Task to carry out
Search the records for "style" and copy each line that holds it.

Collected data
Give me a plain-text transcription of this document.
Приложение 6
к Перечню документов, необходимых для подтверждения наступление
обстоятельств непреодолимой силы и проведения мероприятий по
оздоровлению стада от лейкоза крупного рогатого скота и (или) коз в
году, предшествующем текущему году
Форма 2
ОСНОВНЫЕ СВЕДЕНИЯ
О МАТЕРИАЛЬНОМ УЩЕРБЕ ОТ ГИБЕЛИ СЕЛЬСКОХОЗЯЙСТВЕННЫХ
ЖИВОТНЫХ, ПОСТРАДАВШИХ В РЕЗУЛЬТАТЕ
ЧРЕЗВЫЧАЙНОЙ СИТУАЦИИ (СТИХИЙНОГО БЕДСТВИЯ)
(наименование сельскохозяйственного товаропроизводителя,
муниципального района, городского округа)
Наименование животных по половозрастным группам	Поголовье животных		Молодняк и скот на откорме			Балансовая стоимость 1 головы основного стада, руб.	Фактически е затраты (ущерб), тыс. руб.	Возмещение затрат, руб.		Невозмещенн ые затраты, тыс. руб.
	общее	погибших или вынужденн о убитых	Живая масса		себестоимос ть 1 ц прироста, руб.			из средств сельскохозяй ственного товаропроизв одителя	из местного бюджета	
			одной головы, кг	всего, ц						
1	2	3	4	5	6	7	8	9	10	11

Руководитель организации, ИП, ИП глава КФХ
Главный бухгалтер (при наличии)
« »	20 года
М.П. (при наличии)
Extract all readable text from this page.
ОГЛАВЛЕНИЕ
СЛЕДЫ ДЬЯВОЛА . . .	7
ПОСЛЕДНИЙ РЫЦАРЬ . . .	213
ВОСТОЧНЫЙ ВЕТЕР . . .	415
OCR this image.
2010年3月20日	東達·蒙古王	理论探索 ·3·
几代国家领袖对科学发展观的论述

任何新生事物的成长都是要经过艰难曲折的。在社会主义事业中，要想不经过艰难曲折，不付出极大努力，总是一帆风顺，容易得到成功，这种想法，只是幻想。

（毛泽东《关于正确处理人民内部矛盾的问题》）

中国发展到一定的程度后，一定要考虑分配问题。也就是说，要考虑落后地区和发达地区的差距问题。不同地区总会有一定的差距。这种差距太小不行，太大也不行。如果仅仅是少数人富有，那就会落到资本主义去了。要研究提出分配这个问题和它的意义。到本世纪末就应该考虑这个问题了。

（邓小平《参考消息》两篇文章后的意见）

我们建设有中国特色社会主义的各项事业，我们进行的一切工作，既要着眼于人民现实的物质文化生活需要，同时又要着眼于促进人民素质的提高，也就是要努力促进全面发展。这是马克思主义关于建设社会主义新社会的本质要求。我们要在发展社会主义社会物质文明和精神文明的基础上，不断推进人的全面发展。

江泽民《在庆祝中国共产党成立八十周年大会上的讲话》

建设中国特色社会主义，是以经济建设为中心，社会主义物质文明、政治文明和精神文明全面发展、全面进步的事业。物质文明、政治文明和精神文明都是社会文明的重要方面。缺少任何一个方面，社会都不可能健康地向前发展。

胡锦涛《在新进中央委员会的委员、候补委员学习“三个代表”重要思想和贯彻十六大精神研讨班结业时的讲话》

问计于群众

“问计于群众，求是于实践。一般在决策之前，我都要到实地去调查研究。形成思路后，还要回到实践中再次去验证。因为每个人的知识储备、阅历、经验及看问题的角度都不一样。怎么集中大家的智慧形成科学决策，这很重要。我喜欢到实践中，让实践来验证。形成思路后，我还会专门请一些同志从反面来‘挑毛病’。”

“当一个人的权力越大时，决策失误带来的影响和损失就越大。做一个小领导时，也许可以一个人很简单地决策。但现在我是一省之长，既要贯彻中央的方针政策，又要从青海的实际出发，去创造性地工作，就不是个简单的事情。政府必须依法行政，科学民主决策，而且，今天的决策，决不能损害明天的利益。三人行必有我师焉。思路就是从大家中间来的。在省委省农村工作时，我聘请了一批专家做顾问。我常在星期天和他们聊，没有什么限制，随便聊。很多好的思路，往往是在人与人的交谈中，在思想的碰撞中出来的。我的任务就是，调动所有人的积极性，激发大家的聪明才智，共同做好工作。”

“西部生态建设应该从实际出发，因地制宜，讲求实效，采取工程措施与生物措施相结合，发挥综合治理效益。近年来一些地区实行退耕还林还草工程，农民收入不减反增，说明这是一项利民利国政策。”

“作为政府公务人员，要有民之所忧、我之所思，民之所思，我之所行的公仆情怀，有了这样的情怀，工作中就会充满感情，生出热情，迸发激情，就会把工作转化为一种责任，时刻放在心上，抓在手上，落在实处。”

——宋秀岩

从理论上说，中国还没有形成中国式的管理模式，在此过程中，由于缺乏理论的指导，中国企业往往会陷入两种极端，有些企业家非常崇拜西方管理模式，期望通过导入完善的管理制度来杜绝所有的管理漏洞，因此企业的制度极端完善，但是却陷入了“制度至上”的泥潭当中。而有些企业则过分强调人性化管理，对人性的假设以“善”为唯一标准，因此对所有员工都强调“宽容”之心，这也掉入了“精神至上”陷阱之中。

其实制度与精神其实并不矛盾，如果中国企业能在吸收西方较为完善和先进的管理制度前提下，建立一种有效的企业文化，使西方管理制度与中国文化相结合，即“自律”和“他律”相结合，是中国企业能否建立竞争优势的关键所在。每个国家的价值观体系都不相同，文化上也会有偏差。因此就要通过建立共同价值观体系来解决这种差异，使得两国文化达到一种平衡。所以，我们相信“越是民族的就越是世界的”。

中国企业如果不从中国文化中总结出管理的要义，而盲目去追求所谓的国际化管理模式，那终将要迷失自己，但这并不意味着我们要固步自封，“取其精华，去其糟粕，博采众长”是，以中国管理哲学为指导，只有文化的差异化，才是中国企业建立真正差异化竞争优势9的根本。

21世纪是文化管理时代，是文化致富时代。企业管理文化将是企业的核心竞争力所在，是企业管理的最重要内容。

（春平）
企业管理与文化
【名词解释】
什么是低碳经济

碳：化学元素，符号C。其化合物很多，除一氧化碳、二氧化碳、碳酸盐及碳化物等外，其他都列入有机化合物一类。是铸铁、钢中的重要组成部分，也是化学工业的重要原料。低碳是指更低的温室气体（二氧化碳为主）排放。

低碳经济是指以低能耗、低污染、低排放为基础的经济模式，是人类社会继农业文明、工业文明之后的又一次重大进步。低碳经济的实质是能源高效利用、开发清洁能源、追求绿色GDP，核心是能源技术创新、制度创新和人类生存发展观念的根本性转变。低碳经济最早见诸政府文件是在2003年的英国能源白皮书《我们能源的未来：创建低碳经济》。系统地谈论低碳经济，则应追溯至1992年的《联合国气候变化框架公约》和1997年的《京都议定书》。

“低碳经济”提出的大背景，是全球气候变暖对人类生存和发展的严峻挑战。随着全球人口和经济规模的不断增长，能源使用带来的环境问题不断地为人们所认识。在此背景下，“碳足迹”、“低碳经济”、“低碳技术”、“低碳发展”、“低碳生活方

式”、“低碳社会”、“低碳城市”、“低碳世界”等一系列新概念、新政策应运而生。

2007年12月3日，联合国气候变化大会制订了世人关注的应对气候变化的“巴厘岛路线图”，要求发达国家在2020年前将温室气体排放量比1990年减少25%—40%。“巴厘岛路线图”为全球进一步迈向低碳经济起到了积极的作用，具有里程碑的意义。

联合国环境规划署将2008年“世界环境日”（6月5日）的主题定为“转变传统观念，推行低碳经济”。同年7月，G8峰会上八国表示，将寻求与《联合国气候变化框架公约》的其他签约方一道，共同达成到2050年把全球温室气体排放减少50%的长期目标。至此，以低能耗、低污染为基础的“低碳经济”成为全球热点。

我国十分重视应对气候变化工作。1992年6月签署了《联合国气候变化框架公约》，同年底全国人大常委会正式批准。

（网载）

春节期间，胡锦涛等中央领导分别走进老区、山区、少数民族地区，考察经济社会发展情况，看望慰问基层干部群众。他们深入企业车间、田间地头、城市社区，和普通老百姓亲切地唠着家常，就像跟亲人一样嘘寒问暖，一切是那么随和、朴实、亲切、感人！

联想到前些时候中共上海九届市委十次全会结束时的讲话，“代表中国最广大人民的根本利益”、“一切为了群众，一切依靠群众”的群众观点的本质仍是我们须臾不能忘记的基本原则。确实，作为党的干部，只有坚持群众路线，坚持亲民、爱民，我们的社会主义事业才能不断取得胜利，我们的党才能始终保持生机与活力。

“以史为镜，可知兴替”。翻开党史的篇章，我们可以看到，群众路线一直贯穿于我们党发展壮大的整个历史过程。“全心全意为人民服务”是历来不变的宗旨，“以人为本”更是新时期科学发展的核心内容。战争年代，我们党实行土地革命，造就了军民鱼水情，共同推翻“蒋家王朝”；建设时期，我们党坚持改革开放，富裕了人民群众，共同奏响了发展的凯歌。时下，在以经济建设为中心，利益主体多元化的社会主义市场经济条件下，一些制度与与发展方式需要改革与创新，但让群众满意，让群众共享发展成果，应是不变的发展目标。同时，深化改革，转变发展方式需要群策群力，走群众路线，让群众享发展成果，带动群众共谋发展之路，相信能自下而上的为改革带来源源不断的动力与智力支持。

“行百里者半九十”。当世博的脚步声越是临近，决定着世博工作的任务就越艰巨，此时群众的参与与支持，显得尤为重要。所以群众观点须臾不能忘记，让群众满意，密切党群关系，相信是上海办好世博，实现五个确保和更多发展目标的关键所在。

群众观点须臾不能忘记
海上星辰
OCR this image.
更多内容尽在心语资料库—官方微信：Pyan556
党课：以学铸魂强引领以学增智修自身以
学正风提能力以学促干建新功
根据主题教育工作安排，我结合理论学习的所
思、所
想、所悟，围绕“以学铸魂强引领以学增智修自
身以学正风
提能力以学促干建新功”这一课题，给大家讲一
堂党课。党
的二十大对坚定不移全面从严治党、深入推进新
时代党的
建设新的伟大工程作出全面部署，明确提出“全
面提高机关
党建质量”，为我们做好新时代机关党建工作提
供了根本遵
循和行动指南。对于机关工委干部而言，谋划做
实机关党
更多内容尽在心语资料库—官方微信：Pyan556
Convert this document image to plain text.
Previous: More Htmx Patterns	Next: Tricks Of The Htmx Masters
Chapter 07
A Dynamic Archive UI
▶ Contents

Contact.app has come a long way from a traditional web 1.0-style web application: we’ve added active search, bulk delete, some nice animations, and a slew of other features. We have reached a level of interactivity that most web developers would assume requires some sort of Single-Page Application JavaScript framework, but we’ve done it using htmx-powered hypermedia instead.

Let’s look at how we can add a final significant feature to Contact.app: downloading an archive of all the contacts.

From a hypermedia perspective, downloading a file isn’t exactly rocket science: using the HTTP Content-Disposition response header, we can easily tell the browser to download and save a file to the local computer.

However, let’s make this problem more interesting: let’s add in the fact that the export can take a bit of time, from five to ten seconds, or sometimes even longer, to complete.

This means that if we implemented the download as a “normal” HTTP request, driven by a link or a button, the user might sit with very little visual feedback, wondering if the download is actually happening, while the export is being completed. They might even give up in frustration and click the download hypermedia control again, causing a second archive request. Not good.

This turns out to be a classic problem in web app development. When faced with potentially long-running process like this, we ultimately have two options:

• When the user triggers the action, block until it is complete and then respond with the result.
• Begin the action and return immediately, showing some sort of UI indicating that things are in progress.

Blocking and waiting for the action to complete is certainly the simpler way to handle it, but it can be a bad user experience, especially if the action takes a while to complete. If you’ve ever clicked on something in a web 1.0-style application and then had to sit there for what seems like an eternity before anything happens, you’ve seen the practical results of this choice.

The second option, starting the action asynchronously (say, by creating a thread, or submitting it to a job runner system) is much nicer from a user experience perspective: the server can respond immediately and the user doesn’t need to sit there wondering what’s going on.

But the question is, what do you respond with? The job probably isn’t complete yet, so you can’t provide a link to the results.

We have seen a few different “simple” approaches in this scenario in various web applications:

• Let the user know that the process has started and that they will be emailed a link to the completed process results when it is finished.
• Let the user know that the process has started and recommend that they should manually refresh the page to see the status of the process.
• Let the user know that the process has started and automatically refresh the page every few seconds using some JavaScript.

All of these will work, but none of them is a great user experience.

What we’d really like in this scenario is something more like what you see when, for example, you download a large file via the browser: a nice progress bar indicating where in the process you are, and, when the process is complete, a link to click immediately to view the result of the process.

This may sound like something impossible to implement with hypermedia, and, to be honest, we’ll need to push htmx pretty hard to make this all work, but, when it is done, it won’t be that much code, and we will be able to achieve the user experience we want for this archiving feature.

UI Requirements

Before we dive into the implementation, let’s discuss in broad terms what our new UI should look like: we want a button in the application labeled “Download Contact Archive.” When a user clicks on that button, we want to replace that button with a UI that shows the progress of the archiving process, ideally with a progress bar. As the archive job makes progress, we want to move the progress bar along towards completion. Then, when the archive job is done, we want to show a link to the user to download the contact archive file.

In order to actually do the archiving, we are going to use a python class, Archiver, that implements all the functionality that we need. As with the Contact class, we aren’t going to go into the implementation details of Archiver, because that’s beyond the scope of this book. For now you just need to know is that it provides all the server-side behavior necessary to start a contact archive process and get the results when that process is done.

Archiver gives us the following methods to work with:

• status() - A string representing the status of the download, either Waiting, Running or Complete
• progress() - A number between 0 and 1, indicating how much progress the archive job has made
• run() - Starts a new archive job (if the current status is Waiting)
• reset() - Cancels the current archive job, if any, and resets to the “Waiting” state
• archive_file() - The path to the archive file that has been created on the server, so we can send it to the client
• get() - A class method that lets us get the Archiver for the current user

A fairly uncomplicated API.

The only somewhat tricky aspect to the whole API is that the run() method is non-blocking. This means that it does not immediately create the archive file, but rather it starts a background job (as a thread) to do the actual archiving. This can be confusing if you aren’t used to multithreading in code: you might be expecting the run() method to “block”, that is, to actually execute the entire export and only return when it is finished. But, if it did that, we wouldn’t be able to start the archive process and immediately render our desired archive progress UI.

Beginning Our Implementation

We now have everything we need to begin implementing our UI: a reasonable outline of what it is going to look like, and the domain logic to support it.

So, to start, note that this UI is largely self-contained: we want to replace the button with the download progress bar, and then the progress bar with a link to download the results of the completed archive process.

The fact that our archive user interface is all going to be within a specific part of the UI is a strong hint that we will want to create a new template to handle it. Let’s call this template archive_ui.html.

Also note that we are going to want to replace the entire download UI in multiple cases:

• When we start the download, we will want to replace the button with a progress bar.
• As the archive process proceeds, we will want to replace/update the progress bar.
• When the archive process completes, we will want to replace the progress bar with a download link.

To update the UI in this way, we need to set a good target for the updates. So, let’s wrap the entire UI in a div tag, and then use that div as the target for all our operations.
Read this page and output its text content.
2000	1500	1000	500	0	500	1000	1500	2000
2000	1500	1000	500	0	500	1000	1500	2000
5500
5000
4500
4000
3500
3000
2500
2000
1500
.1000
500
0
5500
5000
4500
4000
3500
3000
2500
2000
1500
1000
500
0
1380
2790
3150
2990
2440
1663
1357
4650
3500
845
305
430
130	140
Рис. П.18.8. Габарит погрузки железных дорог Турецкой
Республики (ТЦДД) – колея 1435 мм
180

Task solution
Contact.app has come a long way from a traditional web 1.0-style web application: we’ve added active search, bulk delete, some nice animations, and a slew of other features. We have reached a level of interactivity that most web developers would assume requires some sort of Single-Page Application JavaScript framework, but we’ve done it using htmx-powered hypermedia instead.
Blocking and waiting for the action to complete is certainly the simpler way to handle it, but it can be a bad user experience, especially if the action takes a while to complete. If you’ve ever clicked on something in a web 1.0-style application and then had to sit there for what seems like an eternity before anything happens, you’ve seen the practical results of this choice.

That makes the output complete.